— RECORDS TO USE —
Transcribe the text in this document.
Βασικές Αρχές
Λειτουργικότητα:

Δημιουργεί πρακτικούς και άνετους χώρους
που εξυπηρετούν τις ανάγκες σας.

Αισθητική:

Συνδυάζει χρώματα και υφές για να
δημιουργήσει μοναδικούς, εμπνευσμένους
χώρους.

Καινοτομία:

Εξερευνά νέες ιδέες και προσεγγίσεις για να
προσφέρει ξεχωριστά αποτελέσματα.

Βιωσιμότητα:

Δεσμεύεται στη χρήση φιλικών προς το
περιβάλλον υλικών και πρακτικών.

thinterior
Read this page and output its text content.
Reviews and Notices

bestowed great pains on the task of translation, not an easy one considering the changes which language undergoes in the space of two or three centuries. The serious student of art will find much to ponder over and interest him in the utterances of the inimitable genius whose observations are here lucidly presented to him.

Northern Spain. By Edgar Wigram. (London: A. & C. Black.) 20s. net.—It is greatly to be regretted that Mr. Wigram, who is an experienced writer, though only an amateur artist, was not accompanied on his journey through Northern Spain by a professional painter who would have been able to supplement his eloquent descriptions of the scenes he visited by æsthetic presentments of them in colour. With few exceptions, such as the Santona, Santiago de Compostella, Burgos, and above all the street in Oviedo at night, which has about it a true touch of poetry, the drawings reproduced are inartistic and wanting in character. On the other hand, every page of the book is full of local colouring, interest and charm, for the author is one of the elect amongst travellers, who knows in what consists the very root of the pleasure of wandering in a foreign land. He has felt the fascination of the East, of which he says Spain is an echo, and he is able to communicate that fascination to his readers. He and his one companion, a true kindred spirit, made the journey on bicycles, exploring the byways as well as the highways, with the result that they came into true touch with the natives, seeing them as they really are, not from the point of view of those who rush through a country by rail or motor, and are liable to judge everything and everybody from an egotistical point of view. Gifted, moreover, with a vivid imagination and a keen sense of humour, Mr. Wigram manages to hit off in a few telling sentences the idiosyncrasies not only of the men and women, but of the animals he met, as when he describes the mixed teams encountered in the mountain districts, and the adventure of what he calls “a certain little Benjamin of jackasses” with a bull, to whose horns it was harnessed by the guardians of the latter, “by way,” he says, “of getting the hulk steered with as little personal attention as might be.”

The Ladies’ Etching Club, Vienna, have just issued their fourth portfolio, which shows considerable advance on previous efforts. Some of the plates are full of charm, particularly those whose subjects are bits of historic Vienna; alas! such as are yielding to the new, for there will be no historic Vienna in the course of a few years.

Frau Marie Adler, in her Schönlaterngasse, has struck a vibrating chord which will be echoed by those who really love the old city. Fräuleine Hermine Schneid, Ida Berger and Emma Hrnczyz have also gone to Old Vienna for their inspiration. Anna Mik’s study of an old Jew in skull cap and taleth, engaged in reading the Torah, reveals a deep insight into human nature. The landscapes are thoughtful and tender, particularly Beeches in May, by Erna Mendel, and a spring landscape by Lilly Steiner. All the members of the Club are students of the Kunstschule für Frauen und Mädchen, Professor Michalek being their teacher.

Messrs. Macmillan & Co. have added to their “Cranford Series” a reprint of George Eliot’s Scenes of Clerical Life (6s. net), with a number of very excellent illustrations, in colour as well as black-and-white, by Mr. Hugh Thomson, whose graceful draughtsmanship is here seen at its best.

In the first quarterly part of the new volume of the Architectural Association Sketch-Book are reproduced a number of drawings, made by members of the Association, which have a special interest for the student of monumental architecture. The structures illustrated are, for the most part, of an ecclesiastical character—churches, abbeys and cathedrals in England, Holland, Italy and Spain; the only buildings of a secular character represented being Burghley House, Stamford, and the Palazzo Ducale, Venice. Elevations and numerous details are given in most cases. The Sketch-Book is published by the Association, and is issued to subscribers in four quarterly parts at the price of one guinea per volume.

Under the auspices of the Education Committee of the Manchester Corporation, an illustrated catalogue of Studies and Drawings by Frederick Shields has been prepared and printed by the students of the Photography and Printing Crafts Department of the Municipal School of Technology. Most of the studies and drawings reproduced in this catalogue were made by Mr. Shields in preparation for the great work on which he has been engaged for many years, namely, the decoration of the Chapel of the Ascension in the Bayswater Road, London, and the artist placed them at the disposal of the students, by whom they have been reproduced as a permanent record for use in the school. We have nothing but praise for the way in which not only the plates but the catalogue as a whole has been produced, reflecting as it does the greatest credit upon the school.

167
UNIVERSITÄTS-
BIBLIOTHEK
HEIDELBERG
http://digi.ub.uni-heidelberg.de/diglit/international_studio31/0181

— GOAL —
Repeat the records above exactly.

— WRITTEN ANSWER —
Transcribe the text in this document.
Βασικές Αρχές
Λειτουργικότητα:

Δημιουργεί πρακτικούς και άνετους χώρους
που εξυπηρετούν τις ανάγκες σας.

Αισθητική:

Συνδυάζει χρώματα και υφές για να
δημιουργήσει μοναδικούς, εμπνευσμένους
χώρους.

Καινοτομία:

Εξερευνά νέες ιδέες και προσεγγίσεις για να
προσφέρει ξεχωριστά αποτελέσματα.

Βιωσιμότητα:

Δεσμεύεται στη χρήση φιλικών προς το
περιβάλλον υλικών και πρακτικών.

thinterior
Read this page and output its text content.
Reviews and Notices

bestowed great pains on the task of translation, not an easy one considering the changes which language undergoes in the space of two or three centuries. The serious student of art will find much to ponder over and interest him in the utterances of the inimitable genius whose observations are here lucidly presented to him.

Northern Spain. By Edgar Wigram. (London: A. & C. Black.) 20s. net.—It is greatly to be regretted that Mr. Wigram, who is an experienced writer, though only an amateur artist, was not accompanied on his journey through Northern Spain by a professional painter who would have been able to supplement his eloquent descriptions of the scenes he visited by æsthetic presentments of them in colour. With few exceptions, such as the Santona, Santiago de Compostella, Burgos, and above all the street in Oviedo at night, which has about it a true touch of poetry, the drawings reproduced are inartistic and wanting in character. On the other hand, every page of the book is full of local colouring, interest and charm, for the author is one of the elect amongst travellers, who knows in what consists the very root of the pleasure of wandering in a foreign land. He has felt the fascination of the East, of which he says Spain is an echo, and he is able to communicate that fascination to his readers. He and his one companion, a true kindred spirit, made the journey on bicycles, exploring the byways as well as the highways, with the result that they came into true touch with the natives, seeing them as they really are, not from the point of view of those who rush through a country by rail or motor, and are liable to judge everything and everybody from an egotistical point of view. Gifted, moreover, with a vivid imagination and a keen sense of humour, Mr. Wigram manages to hit off in a few telling sentences the idiosyncrasies not only of the men and women, but of the animals he met, as when he describes the mixed teams encountered in the mountain districts, and the adventure of what he calls “a certain little Benjamin of jackasses” with a bull, to whose horns it was harnessed by the guardians of the latter, “by way,” he says, “of getting the hulk steered with as little personal attention as might be.”

The Ladies’ Etching Club, Vienna, have just issued their fourth portfolio, which shows considerable advance on previous efforts. Some of the plates are full of charm, particularly those whose subjects are bits of historic Vienna; alas! such as are yielding to the new, for there will be no historic Vienna in the course of a few years.

Frau Marie Adler, in her Schönlaterngasse, has struck a vibrating chord which will be echoed by those who really love the old city. Fräuleine Hermine Schneid, Ida Berger and Emma Hrnczyz have also gone to Old Vienna for their inspiration. Anna Mik’s study of an old Jew in skull cap and taleth, engaged in reading the Torah, reveals a deep insight into human nature. The landscapes are thoughtful and tender, particularly Beeches in May, by Erna Mendel, and a spring landscape by Lilly Steiner. All the members of the Club are students of the Kunstschule für Frauen und Mädchen, Professor Michalek being their teacher.

Messrs. Macmillan & Co. have added to their “Cranford Series” a reprint of George Eliot’s Scenes of Clerical Life (6s. net), with a number of very excellent illustrations, in colour as well as black-and-white, by Mr. Hugh Thomson, whose graceful draughtsmanship is here seen at its best.

In the first quarterly part of the new volume of the Architectural Association Sketch-Book are reproduced a number of drawings, made by members of the Association, which have a special interest for the student of monumental architecture. The structures illustrated are, for the most part, of an ecclesiastical character—churches, abbeys and cathedrals in England, Holland, Italy and Spain; the only buildings of a secular character represented being Burghley House, Stamford, and the Palazzo Ducale, Venice. Elevations and numerous details are given in most cases. The Sketch-Book is published by the Association, and is issued to subscribers in four quarterly parts at the price of one guinea per volume.

Under the auspices of the Education Committee of the Manchester Corporation, an illustrated catalogue of Studies and Drawings by Frederick Shields has been prepared and printed by the students of the Photography and Printing Crafts Department of the Municipal School of Technology. Most of the studies and drawings reproduced in this catalogue were made by Mr. Shields in preparation for the great work on which he has been engaged for many years, namely, the decoration of the Chapel of the Ascension in the Bayswater Road, London, and the artist placed them at the disposal of the students, by whom they have been reproduced as a permanent record for use in the school. We have nothing but praise for the way in which not only the plates but the catalogue as a whole has been produced, reflecting as it does the greatest credit upon the school.

167
UNIVERSITÄTS-
BIBLIOTHEK
HEIDELBERG
http://digi.ub.uni-heidelberg.de/diglit/international_studio31/0181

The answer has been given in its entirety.